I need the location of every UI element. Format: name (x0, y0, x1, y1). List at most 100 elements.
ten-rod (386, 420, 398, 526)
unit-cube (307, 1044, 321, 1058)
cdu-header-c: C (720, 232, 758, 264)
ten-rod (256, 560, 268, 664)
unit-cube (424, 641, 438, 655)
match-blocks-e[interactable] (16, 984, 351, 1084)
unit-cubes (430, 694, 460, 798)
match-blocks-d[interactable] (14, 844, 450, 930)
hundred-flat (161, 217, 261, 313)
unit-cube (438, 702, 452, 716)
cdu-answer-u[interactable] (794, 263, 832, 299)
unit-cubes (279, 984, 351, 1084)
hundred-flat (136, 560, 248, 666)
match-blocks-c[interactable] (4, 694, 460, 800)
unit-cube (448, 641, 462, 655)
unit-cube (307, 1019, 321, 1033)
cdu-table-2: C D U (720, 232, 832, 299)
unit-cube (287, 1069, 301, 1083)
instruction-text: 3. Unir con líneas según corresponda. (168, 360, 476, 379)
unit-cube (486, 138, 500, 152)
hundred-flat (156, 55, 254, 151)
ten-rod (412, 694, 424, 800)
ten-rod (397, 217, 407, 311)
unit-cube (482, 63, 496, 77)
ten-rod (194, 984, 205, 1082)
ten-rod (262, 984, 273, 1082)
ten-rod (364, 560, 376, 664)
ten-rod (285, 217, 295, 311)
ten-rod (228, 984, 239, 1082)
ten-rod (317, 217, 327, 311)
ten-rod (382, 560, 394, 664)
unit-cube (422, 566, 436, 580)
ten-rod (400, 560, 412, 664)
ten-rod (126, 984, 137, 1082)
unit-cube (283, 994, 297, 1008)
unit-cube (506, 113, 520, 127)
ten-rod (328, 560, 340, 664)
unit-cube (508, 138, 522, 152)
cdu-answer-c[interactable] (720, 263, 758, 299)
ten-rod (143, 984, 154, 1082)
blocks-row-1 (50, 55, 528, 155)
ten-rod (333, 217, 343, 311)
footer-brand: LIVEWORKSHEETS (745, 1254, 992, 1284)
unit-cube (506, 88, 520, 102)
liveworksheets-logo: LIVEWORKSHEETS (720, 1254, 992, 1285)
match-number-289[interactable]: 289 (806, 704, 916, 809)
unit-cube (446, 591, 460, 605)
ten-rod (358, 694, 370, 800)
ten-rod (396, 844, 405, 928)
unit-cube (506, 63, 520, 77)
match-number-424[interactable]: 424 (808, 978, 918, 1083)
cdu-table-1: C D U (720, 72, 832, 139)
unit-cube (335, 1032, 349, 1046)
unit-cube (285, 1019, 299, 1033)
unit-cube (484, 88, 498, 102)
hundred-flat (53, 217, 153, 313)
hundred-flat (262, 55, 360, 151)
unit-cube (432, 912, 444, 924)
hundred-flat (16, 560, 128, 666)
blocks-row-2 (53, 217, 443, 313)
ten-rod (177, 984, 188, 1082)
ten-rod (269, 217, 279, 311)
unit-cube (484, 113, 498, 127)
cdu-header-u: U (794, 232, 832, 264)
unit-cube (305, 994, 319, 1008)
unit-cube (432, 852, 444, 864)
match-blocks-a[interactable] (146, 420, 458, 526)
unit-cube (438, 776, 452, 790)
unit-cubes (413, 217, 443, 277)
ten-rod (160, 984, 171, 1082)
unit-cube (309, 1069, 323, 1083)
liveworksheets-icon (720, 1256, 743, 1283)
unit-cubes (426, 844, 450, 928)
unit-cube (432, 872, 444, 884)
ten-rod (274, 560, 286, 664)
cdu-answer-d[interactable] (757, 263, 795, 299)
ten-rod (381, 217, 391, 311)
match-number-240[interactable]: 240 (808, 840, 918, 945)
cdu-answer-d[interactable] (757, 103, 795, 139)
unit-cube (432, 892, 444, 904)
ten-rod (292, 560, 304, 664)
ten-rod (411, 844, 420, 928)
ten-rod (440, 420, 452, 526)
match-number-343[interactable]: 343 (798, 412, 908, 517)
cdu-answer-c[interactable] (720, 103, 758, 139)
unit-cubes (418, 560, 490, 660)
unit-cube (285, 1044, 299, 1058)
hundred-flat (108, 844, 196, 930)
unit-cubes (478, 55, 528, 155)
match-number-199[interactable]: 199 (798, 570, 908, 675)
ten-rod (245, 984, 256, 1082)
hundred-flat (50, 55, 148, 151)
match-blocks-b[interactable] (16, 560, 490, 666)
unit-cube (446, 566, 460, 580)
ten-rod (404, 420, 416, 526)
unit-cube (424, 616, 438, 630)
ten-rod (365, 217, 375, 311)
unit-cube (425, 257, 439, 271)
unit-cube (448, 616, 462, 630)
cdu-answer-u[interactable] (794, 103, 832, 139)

Set task: Copy the items above word for word.

The output:
I need the location of every UI element. Format: name (x0, y0, x1, y1). List at most 100 elements.
ten-rod (386, 420, 398, 526)
unit-cube (307, 1044, 321, 1058)
cdu-header-c: C (720, 232, 758, 264)
ten-rod (256, 560, 268, 664)
unit-cube (424, 641, 438, 655)
match-blocks-e[interactable] (16, 984, 351, 1084)
unit-cubes (430, 694, 460, 798)
match-blocks-d[interactable] (14, 844, 450, 930)
hundred-flat (161, 217, 261, 313)
unit-cube (438, 702, 452, 716)
cdu-answer-u[interactable] (794, 263, 832, 299)
unit-cubes (279, 984, 351, 1084)
hundred-flat (136, 560, 248, 666)
match-blocks-c[interactable] (4, 694, 460, 800)
unit-cube (448, 641, 462, 655)
unit-cube (307, 1019, 321, 1033)
cdu-table-2: C D U (720, 232, 832, 299)
unit-cube (287, 1069, 301, 1083)
instruction-text: 3. Unir con líneas según corresponda. (168, 360, 476, 379)
unit-cube (486, 138, 500, 152)
hundred-flat (156, 55, 254, 151)
ten-rod (412, 694, 424, 800)
ten-rod (397, 217, 407, 311)
unit-cube (482, 63, 496, 77)
ten-rod (194, 984, 205, 1082)
ten-rod (262, 984, 273, 1082)
ten-rod (364, 560, 376, 664)
ten-rod (285, 217, 295, 311)
ten-rod (228, 984, 239, 1082)
ten-rod (317, 217, 327, 311)
ten-rod (382, 560, 394, 664)
unit-cube (422, 566, 436, 580)
ten-rod (400, 560, 412, 664)
ten-rod (126, 984, 137, 1082)
unit-cube (283, 994, 297, 1008)
unit-cube (506, 113, 520, 127)
ten-rod (328, 560, 340, 664)
unit-cube (508, 138, 522, 152)
cdu-answer-c[interactable] (720, 263, 758, 299)
ten-rod (143, 984, 154, 1082)
blocks-row-1 (50, 55, 528, 155)
ten-rod (333, 217, 343, 311)
footer-brand: LIVEWORKSHEETS (745, 1254, 992, 1284)
unit-cube (506, 88, 520, 102)
liveworksheets-logo: LIVEWORKSHEETS (720, 1254, 992, 1285)
match-number-289[interactable]: 289 (806, 704, 916, 809)
unit-cube (446, 591, 460, 605)
ten-rod (358, 694, 370, 800)
ten-rod (396, 844, 405, 928)
unit-cube (506, 63, 520, 77)
match-number-424[interactable]: 424 (808, 978, 918, 1083)
cdu-table-1: C D U (720, 72, 832, 139)
unit-cube (335, 1032, 349, 1046)
unit-cube (285, 1019, 299, 1033)
unit-cube (484, 88, 498, 102)
hundred-flat (53, 217, 153, 313)
hundred-flat (262, 55, 360, 151)
unit-cube (432, 912, 444, 924)
hundred-flat (16, 560, 128, 666)
blocks-row-2 (53, 217, 443, 313)
ten-rod (177, 984, 188, 1082)
ten-rod (269, 217, 279, 311)
unit-cube (484, 113, 498, 127)
cdu-header-u: U (794, 232, 832, 264)
unit-cube (305, 994, 319, 1008)
unit-cube (432, 852, 444, 864)
match-blocks-a[interactable] (146, 420, 458, 526)
unit-cube (438, 776, 452, 790)
unit-cubes (413, 217, 443, 277)
ten-rod (160, 984, 171, 1082)
unit-cube (309, 1069, 323, 1083)
liveworksheets-icon (720, 1256, 743, 1283)
unit-cubes (426, 844, 450, 928)
unit-cube (432, 872, 444, 884)
ten-rod (274, 560, 286, 664)
cdu-answer-d[interactable] (757, 263, 795, 299)
ten-rod (381, 217, 391, 311)
match-number-240[interactable]: 240 (808, 840, 918, 945)
cdu-answer-d[interactable] (757, 103, 795, 139)
unit-cube (432, 892, 444, 904)
ten-rod (292, 560, 304, 664)
ten-rod (411, 844, 420, 928)
ten-rod (440, 420, 452, 526)
match-number-343[interactable]: 343 (798, 412, 908, 517)
cdu-answer-c[interactable] (720, 103, 758, 139)
unit-cubes (418, 560, 490, 660)
unit-cube (285, 1044, 299, 1058)
hundred-flat (108, 844, 196, 930)
unit-cubes (478, 55, 528, 155)
match-number-199[interactable]: 199 (798, 570, 908, 675)
ten-rod (245, 984, 256, 1082)
hundred-flat (50, 55, 148, 151)
match-blocks-b[interactable] (16, 560, 490, 666)
unit-cube (446, 566, 460, 580)
ten-rod (404, 420, 416, 526)
unit-cube (424, 616, 438, 630)
ten-rod (365, 217, 375, 311)
unit-cube (425, 257, 439, 271)
unit-cube (448, 616, 462, 630)
cdu-answer-u[interactable] (794, 103, 832, 139)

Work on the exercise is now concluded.